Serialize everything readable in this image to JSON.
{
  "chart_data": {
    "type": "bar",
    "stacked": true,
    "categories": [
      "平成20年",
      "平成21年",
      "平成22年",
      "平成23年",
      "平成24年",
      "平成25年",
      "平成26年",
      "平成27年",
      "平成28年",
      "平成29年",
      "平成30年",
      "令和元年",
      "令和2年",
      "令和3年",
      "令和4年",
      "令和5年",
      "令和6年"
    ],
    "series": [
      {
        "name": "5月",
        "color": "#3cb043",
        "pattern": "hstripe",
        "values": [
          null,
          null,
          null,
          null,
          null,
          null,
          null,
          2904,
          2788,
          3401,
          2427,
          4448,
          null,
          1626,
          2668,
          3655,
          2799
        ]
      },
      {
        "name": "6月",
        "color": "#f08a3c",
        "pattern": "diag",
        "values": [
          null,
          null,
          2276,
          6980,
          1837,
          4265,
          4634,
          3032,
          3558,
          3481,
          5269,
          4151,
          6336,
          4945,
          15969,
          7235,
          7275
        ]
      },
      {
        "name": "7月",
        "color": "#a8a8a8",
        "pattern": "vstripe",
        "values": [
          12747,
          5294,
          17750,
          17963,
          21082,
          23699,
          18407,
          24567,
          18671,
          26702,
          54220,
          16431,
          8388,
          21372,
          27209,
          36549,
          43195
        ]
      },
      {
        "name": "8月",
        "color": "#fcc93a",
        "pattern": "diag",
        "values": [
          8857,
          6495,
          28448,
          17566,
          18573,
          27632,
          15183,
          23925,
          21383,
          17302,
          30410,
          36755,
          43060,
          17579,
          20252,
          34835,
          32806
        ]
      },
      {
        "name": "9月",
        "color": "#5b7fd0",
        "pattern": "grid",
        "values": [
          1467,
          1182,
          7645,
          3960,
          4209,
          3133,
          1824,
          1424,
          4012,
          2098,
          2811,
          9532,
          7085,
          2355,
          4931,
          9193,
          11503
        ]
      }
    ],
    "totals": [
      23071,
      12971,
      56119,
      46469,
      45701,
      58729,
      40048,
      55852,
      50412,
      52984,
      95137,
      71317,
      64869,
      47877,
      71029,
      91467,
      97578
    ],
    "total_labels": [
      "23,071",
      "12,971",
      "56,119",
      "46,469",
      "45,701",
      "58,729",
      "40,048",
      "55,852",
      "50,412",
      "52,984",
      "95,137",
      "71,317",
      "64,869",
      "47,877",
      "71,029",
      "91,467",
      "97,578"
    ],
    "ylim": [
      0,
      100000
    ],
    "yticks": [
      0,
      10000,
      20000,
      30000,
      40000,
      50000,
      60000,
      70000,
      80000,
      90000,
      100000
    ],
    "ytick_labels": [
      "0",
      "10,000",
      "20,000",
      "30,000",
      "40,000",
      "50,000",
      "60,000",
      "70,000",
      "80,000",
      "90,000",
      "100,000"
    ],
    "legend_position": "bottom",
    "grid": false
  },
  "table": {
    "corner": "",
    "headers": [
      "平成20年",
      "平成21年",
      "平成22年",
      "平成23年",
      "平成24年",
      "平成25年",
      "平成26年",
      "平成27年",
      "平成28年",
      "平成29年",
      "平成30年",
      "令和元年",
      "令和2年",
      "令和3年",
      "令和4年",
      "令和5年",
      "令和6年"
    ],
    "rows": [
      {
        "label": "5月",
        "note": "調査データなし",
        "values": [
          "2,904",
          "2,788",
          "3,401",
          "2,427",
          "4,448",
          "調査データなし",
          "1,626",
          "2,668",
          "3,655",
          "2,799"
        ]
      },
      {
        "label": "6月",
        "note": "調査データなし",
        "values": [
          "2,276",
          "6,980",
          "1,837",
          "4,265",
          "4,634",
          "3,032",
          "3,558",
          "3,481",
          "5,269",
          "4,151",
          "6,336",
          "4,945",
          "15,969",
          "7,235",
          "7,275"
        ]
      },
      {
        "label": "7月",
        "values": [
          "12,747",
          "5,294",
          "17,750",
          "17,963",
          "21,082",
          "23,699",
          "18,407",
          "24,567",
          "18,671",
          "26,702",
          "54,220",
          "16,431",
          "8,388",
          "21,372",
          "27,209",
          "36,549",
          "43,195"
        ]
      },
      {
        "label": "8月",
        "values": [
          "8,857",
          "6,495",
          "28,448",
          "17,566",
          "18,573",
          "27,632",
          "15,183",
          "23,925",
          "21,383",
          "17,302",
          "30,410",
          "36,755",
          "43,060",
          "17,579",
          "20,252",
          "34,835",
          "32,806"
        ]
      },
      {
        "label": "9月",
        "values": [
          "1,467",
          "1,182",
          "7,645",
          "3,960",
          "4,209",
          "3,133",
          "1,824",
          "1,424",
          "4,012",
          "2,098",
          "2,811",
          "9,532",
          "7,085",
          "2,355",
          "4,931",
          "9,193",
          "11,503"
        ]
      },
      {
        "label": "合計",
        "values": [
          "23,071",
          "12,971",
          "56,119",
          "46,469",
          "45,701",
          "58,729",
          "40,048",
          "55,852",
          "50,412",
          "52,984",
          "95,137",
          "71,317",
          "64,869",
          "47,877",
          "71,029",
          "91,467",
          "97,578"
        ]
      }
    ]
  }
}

============================================================

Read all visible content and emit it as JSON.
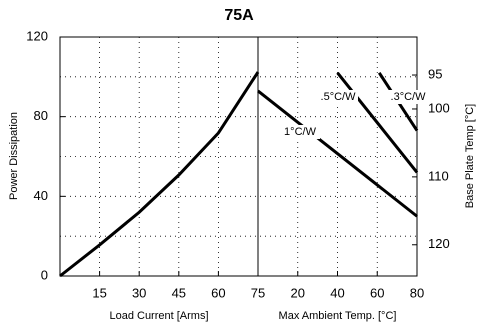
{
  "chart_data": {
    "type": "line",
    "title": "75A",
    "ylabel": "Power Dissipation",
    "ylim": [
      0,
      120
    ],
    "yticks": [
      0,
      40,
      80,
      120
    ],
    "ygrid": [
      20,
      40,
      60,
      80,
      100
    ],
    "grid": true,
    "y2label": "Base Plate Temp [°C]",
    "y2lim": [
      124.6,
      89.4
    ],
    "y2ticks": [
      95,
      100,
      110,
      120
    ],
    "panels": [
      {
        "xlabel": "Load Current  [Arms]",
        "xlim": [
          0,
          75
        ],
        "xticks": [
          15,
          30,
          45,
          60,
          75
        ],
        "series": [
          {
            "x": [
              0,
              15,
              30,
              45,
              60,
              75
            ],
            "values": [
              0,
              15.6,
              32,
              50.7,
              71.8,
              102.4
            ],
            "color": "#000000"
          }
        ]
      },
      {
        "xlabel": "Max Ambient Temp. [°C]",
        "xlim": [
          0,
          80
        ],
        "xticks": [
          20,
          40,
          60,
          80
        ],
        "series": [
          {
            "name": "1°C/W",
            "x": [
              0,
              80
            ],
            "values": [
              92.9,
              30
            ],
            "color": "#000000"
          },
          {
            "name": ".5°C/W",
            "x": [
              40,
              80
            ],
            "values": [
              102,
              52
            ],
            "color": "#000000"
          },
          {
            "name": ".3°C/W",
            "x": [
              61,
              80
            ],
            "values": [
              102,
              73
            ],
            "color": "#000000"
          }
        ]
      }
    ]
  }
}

============================================================

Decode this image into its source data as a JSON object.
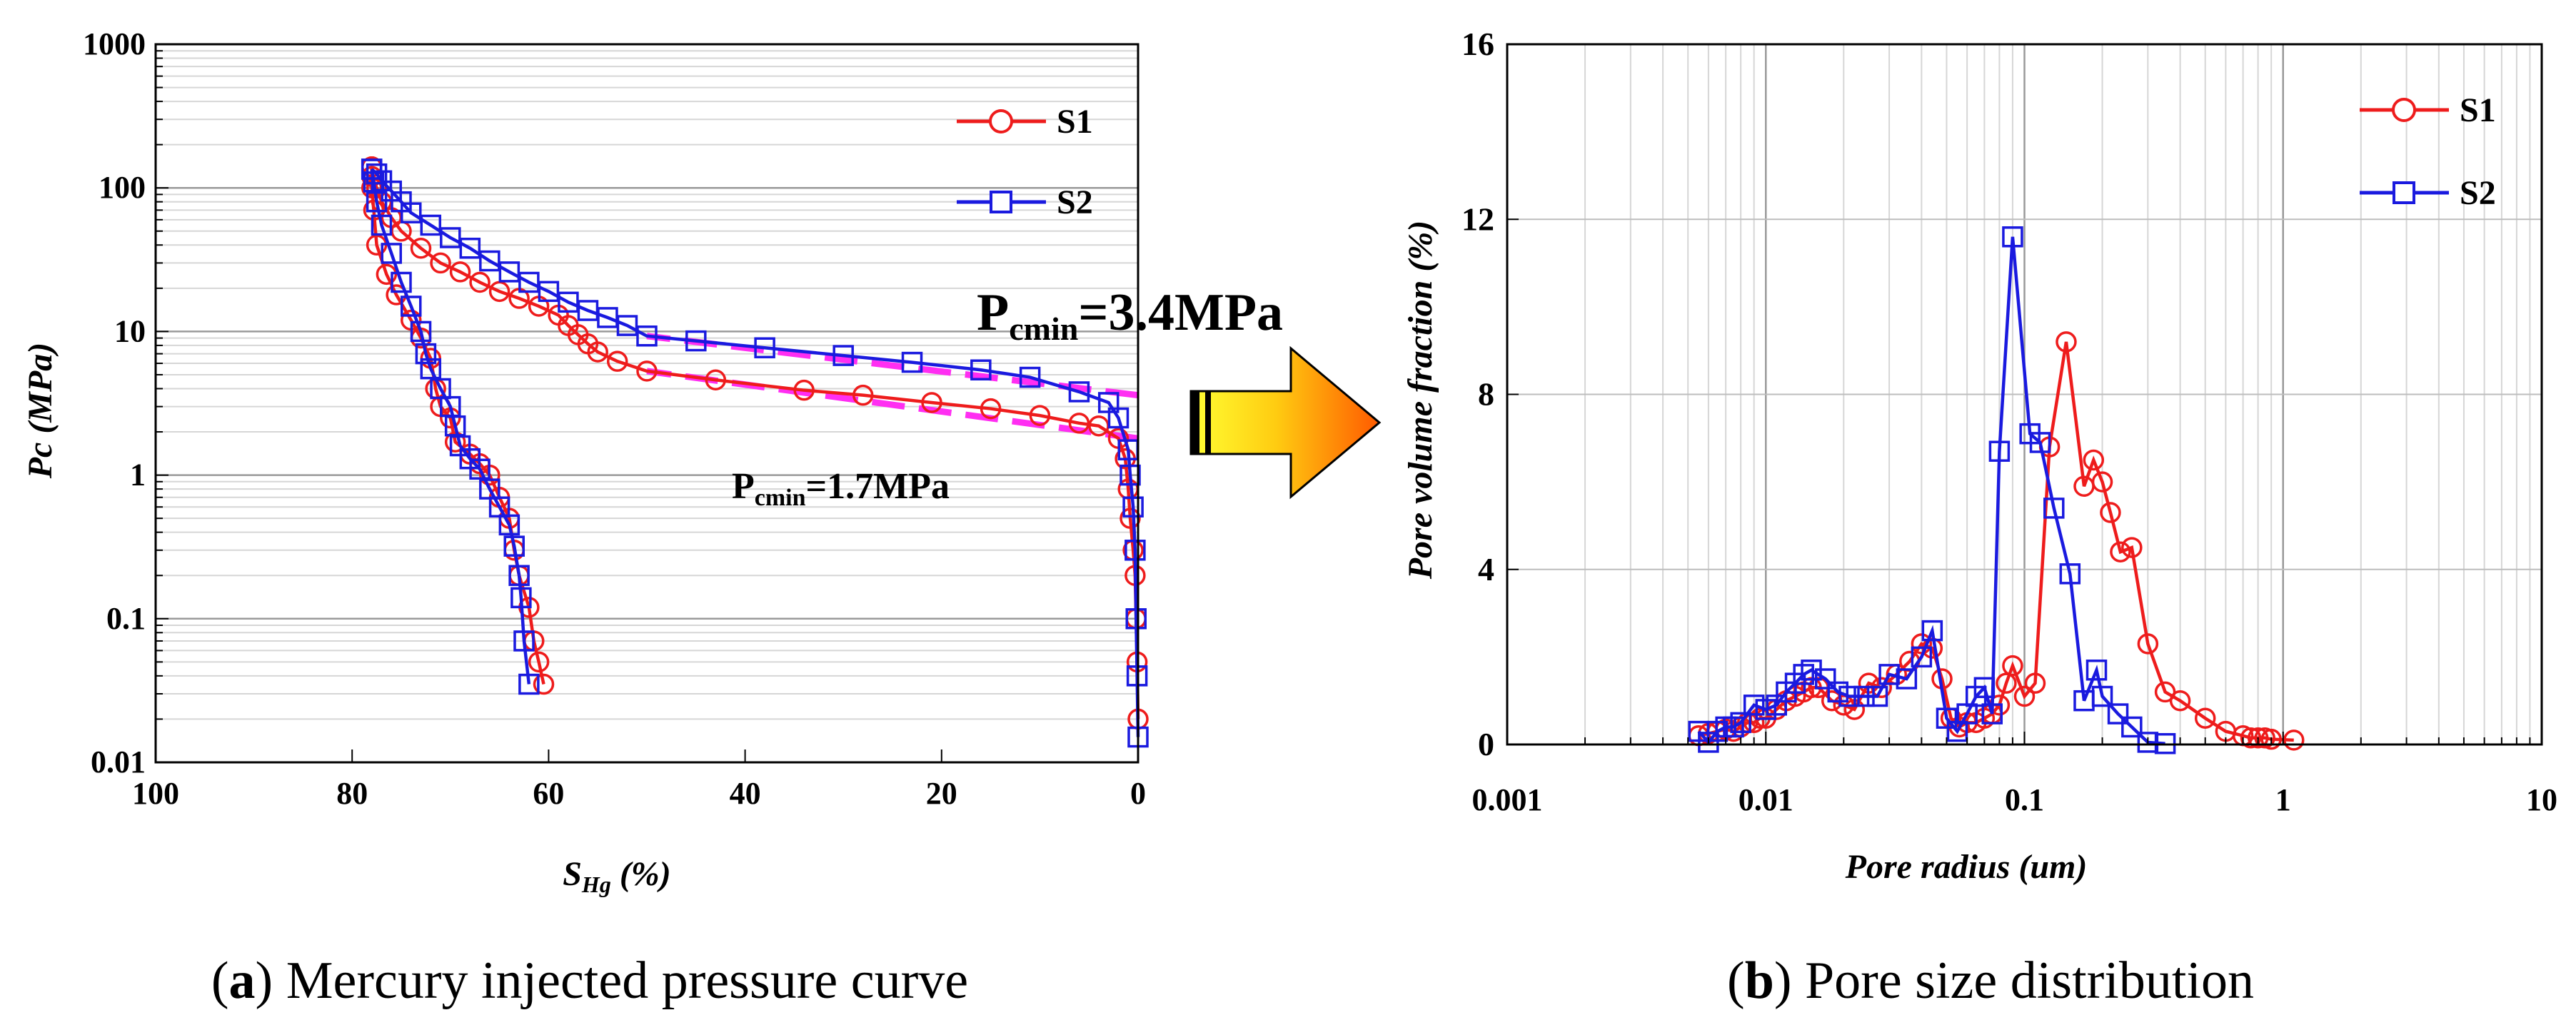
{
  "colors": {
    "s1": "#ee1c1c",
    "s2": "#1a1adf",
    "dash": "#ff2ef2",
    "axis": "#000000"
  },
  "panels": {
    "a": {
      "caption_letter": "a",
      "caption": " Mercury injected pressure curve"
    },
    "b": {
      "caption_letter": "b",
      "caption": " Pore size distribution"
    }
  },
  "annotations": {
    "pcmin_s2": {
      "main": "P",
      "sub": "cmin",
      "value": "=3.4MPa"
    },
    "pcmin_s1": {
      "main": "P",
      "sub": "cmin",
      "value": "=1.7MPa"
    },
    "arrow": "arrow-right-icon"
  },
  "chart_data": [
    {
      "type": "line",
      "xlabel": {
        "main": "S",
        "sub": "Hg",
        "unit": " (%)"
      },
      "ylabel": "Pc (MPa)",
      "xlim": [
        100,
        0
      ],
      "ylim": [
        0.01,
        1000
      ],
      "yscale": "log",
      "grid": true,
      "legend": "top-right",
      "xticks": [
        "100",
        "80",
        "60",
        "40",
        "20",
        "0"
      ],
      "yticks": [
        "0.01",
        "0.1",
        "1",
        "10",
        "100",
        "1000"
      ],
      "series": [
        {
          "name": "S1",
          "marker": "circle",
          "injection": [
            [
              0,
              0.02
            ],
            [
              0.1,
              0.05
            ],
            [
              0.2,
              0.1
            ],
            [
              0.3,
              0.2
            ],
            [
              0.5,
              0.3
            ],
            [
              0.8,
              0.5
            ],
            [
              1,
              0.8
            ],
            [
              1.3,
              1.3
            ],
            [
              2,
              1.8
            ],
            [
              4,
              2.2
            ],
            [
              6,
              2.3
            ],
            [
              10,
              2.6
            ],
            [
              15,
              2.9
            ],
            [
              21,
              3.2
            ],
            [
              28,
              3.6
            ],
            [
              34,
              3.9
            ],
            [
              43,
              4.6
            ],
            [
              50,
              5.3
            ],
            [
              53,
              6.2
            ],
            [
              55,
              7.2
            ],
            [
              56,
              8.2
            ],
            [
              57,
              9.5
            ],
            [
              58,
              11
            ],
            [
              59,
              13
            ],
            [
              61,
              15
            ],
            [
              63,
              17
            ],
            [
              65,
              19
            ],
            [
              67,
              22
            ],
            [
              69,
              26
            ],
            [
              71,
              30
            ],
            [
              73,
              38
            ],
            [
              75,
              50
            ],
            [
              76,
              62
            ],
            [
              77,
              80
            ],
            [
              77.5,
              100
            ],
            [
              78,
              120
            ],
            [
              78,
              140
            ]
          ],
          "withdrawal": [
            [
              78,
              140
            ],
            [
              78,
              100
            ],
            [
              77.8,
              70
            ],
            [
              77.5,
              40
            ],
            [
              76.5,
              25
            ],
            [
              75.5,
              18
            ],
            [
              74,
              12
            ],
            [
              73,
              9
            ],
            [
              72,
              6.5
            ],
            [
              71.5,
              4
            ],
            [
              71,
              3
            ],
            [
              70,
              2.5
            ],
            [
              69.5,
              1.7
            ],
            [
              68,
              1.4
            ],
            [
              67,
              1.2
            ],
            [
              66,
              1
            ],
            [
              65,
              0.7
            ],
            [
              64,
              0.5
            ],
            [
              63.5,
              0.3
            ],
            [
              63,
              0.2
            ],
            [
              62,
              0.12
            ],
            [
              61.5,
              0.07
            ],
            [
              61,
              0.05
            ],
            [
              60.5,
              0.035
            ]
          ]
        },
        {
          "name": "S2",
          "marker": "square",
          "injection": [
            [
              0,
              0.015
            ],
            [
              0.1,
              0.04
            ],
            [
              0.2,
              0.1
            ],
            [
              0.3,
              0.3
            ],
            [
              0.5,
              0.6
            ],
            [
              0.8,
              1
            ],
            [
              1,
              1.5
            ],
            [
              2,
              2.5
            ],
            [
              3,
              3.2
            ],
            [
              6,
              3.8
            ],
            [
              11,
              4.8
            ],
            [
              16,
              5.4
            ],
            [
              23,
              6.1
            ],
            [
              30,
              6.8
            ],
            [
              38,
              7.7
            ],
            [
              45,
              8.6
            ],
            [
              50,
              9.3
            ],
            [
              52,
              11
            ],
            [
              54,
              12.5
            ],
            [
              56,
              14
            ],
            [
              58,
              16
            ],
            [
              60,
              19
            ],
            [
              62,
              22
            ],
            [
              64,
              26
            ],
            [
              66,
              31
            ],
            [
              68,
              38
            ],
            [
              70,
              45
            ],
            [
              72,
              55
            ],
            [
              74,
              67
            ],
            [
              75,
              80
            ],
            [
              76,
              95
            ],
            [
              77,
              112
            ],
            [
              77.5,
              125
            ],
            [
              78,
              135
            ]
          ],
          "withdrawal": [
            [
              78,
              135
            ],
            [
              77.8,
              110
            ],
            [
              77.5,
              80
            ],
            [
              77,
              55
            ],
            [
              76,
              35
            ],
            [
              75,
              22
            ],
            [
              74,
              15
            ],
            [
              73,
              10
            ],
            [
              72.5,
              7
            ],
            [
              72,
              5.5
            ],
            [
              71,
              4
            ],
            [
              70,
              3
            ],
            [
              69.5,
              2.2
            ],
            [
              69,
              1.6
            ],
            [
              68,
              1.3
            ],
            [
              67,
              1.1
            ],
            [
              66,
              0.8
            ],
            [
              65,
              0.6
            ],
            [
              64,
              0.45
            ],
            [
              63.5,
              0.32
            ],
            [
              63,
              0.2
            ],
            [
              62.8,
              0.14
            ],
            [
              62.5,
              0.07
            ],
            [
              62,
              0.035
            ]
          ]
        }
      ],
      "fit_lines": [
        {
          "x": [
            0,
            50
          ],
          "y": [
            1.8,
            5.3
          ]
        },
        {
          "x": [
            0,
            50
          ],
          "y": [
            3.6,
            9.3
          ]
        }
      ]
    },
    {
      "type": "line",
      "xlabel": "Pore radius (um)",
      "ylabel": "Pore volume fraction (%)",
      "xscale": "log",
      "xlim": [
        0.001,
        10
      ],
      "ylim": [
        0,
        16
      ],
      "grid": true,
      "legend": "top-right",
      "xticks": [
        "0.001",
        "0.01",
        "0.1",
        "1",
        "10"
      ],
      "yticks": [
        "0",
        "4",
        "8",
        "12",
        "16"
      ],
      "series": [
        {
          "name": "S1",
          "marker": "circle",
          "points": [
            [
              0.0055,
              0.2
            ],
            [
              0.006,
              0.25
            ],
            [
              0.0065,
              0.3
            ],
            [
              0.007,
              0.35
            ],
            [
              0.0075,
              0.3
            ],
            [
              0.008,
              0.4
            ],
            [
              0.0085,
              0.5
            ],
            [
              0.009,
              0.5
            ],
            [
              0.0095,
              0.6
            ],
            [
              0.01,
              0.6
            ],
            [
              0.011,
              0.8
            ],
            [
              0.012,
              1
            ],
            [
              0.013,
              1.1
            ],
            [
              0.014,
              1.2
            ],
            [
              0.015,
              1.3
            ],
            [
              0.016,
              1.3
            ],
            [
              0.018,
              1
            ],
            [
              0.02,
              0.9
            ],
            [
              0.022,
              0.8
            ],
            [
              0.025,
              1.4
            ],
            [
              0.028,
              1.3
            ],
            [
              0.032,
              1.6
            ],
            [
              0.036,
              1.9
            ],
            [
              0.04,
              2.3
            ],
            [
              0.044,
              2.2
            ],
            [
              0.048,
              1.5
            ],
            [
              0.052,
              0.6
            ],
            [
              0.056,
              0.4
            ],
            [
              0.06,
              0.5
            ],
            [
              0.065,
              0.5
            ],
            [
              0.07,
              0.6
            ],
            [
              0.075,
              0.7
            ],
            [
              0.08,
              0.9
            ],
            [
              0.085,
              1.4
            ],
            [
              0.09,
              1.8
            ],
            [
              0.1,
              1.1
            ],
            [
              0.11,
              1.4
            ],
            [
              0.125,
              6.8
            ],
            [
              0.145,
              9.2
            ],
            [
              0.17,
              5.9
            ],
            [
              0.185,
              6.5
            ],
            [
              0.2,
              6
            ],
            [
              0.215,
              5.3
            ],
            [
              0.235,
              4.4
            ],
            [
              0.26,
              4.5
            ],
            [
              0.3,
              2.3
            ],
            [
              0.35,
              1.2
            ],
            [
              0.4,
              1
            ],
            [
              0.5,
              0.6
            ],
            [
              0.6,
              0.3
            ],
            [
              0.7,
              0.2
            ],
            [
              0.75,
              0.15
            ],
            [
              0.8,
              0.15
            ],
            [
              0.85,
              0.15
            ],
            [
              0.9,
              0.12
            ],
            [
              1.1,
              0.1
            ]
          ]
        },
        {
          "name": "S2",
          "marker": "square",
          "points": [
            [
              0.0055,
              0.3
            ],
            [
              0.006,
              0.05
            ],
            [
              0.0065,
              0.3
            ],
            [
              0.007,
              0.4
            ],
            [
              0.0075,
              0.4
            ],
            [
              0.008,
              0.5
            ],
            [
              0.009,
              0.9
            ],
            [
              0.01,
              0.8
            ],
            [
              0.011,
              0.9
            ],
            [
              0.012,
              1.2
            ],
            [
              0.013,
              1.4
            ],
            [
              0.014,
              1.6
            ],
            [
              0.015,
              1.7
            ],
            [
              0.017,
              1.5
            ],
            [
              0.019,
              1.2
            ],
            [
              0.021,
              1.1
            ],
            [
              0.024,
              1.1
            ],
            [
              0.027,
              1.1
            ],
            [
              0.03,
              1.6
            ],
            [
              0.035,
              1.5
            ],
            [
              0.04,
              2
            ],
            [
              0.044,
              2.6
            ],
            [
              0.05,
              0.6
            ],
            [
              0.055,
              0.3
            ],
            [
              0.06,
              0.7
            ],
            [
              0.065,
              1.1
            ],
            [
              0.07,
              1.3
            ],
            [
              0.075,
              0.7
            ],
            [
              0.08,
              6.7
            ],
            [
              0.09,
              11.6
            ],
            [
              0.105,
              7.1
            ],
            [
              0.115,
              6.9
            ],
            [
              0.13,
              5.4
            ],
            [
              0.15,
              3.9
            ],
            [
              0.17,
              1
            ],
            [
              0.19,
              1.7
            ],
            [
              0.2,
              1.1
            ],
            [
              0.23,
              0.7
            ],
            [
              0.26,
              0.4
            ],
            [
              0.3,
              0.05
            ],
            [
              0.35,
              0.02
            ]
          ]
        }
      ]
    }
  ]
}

============================================================

EXERCISE DESCRIPTION » Where a line above holds the string "image", show that line.

EXERCISE SOLUTION »
Serialize everything readable in this image to JSON.
Decode this image into its source data as a JSON object.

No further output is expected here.